__Instruction__.
Omit every picture and write out the rest of the records exactly.

───── Record extracts ─────

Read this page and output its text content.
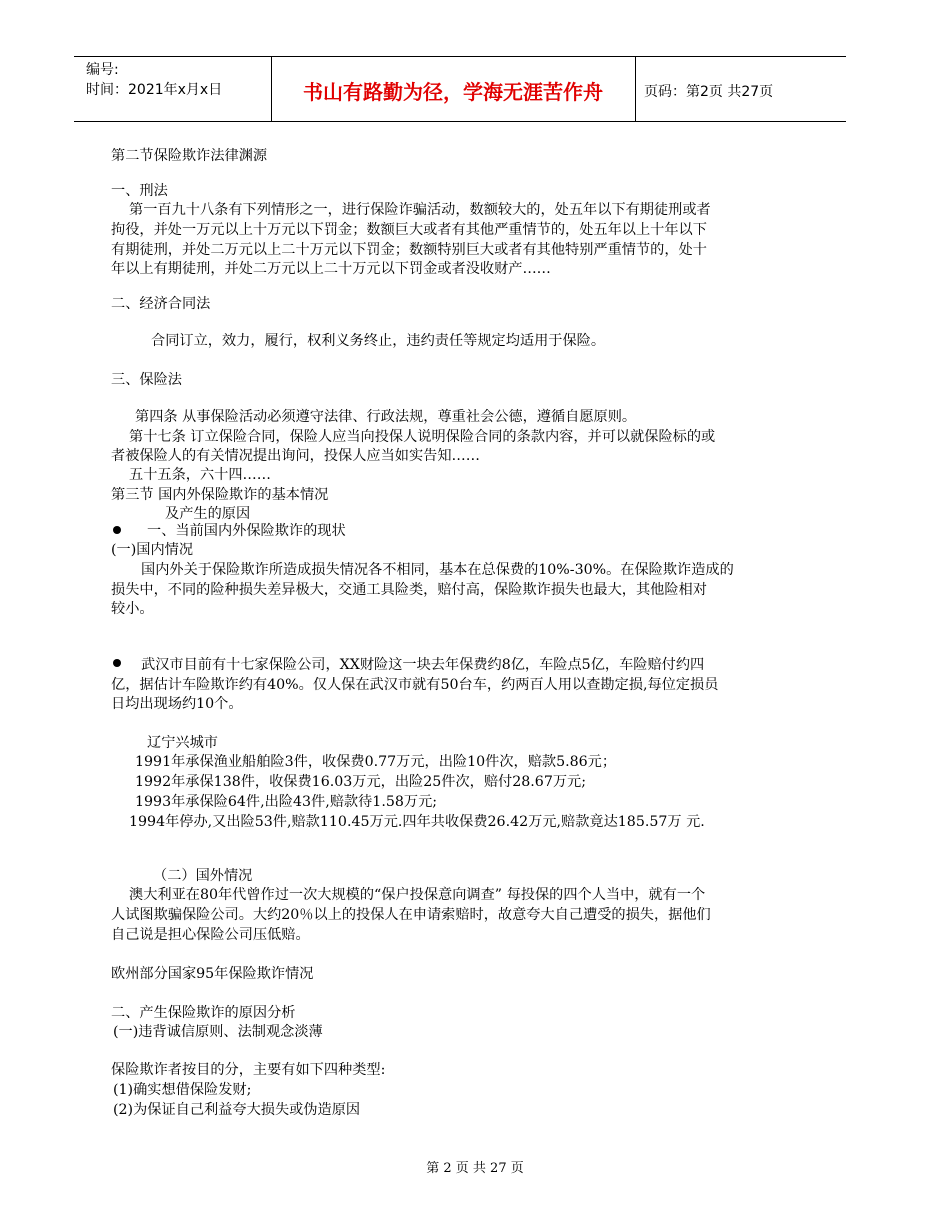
编号:
时间：2021年x月x日	书山有路勤为径，学海无涯苦作舟	页码：第2页 共27页
第二节保险欺诈法律渊源
一、刑法
第一百九十八条有下列情形之一，进行保险诈骗活动，数额较大的，处五年以下有期徒刑或者
拘役，并处一万元以上十万元以下罚金；数额巨大或者有其他严重情节的，处五年以上十年以下
有期徒刑，并处二万元以上二十万元以下罚金；数额特别巨大或者有其他特别严重情节的，处十
年以上有期徒刑，并处二万元以上二十万元以下罚金或者没收财产……
二、经济合同法
合同订立，效力，履行，权利义务终止，违约责任等规定均适用于保险。
三、保险法
第四条 从事保险活动必须遵守法律、行政法规，尊重社会公德，遵循自愿原则。
第十七条 订立保险合同，保险人应当向投保人说明保险合同的条款内容，并可以就保险标的或
者被保险人的有关情况提出询问，投保人应当如实告知……
五十五条，六十四……
第三节 国内外保险欺诈的基本情况
及产生的原因
一、当前国内外保险欺诈的现状
(一)国内情况
国内外关于保险欺诈所造成损失情况各不相同，基本在总保费的10%-30%。在保险欺诈造成的
损失中，不同的险种损失差异极大，交通工具险类，赔付高，保险欺诈损失也最大，其他险相对
较小。
武汉市目前有十七家保险公司，XX财险这一块去年保费约8亿，车险点5亿，车险赔付约四
亿，据估计车险欺诈约有40%。仅人保在武汉市就有50台车，约两百人用以查勘定损,每位定损员
日均出现场约10个。
辽宁兴城市
1991年承保渔业船舶险3件，收保费0.77万元，出险10件次，赔款5.86元；
1992年承保138件，收保费16.03万元，出险25件次，赔付28.67万元;
1993年承保险64件,出险43件,赔款待1.58万元;
1994年停办,又出险53件,赔款110.45万元.四年共收保费26.42万元,赔款竟达185.57万 元.
（二）国外情况
澳大利亚在80年代曾作过一次大规模的“保户投保意向调查” 每投保的四个人当中，就有一个
人试图欺骗保险公司。大约20％以上的投保人在申请索赔时，故意夸大自己遭受的损失，据他们
自己说是担心保险公司压低赔。
欧州部分国家95年保险欺诈情况
二、产生保险欺诈的原因分析
(一)违背诚信原则、法制观念淡薄
保险欺诈者按目的分，主要有如下四种类型:
(1)确实想借保险发财;
(2)为保证自己利益夸大损失或伪造原因
第 2 页 共 27 页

─────

__Output of the exercise__.
Read this page and output its text content.
编号:
时间：2021年x月x日	书山有路勤为径，学海无涯苦作舟	页码：第2页 共27页
第二节保险欺诈法律渊源
一、刑法
第一百九十八条有下列情形之一，进行保险诈骗活动，数额较大的，处五年以下有期徒刑或者
拘役，并处一万元以上十万元以下罚金；数额巨大或者有其他严重情节的，处五年以上十年以下
有期徒刑，并处二万元以上二十万元以下罚金；数额特别巨大或者有其他特别严重情节的，处十
年以上有期徒刑，并处二万元以上二十万元以下罚金或者没收财产……
二、经济合同法
合同订立，效力，履行，权利义务终止，违约责任等规定均适用于保险。
三、保险法
第四条 从事保险活动必须遵守法律、行政法规，尊重社会公德，遵循自愿原则。
第十七条 订立保险合同，保险人应当向投保人说明保险合同的条款内容，并可以就保险标的或
者被保险人的有关情况提出询问，投保人应当如实告知……
五十五条，六十四……
第三节 国内外保险欺诈的基本情况
及产生的原因
一、当前国内外保险欺诈的现状
(一)国内情况
国内外关于保险欺诈所造成损失情况各不相同，基本在总保费的10%-30%。在保险欺诈造成的
损失中，不同的险种损失差异极大，交通工具险类，赔付高，保险欺诈损失也最大，其他险相对
较小。
武汉市目前有十七家保险公司，XX财险这一块去年保费约8亿，车险点5亿，车险赔付约四
亿，据估计车险欺诈约有40%。仅人保在武汉市就有50台车，约两百人用以查勘定损,每位定损员
日均出现场约10个。
辽宁兴城市
1991年承保渔业船舶险3件，收保费0.77万元，出险10件次，赔款5.86元；
1992年承保138件，收保费16.03万元，出险25件次，赔付28.67万元;
1993年承保险64件,出险43件,赔款待1.58万元;
1994年停办,又出险53件,赔款110.45万元.四年共收保费26.42万元,赔款竟达185.57万 元.
（二）国外情况
澳大利亚在80年代曾作过一次大规模的“保户投保意向调查” 每投保的四个人当中，就有一个
人试图欺骗保险公司。大约20％以上的投保人在申请索赔时，故意夸大自己遭受的损失，据他们
自己说是担心保险公司压低赔。
欧州部分国家95年保险欺诈情况
二、产生保险欺诈的原因分析
(一)违背诚信原则、法制观念淡薄
保险欺诈者按目的分，主要有如下四种类型:
(1)确实想借保险发财;
(2)为保证自己利益夸大损失或伪造原因
第 2 页 共 27 页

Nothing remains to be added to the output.